### Provided text
Your best bet I think would be to go for the empty CIS bigfoot system for the 1400 from inkjetfly, and then go for the heat transfer inks from coastal business that way you dont have to deal with color shifting. Coastal business sells the 6 color heat transfer inks. If you switch to the r1800. I have yet to come across a company that sells the 8 color set heat transfer inks.


----------



## Girlzndollz (Oct 3, 2007)

Claria ink is a dye ink, yes, but it is a "water resistant" dye ink. Pigment ink is "water resistant" as well. I've not seen a dye ink say it was WR before I saw Claria on Epson.com.

Pigment ink is like a gel drop, it is encapsulated in resin. This resin melts under the heat of the press, this is why I've been told, besides being water resistent, it doesn't have fade issues. 

But, Claria ink, a 'water resistent' dye, has now been used on Jetpro successfully, but in addition to Conde paper -- with absolutely no fading.

Claria may turn out to be a non-fading dye.

I have not had fading with Jetpro and my pigment ink, which is Durabrite. (I am also fortunate, I have not had any color shift at all.)

Since Ivan was using Claria, a WR dye ink, with perfect success with Jetpro, I took it one step further and tested Jetpro with regular Canon Oem plain dye ink. 

I am past the second wash (young in the testing phase), but there has been absolutely no color loss. Regular dye ink, I am shocked.

Jetpro may be able to be used with regular dye inks with great success.

### Tasks
(1) Transcribe the passage from the forum thread on transfer inks between "Since Ivan was" and "with great success.", inclusive.
(2) Answer these questions from the forum thread on transfer inks:
(a) Which company sells the 6 color heat transfer inks?
(b) What is the name of the pigment ink used with Jetpro without fading?
(c) What ink was Jetpro tested with after Ivan's success with Claria?

### Source material
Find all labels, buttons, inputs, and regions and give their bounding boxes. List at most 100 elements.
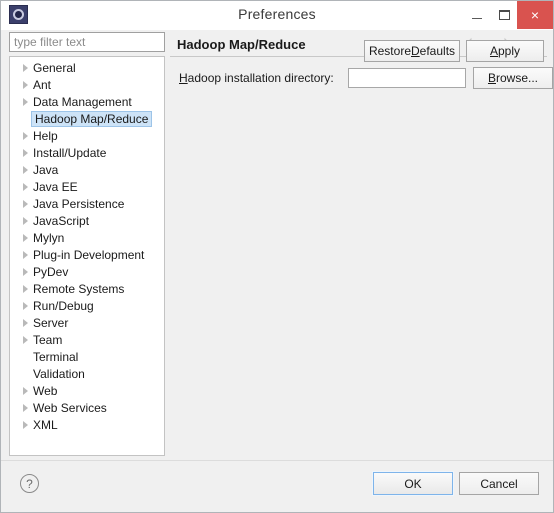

### Responses in order
(1)
Since Ivan was using Claria, a WR dye ink, with perfect success with Jetpro, I took it one step further and tested Jetpro with regular Canon Oem plain dye ink. 

I am past the second wash (young in the testing phase), but there has been absolutely no color loss. Regular dye ink, I am shocked.

Jetpro may be able to be used with regular dye inks with great success.

(2)
(a) Coastal business
(b) Durabrite
(c) Regular Canon Oem plain dye ink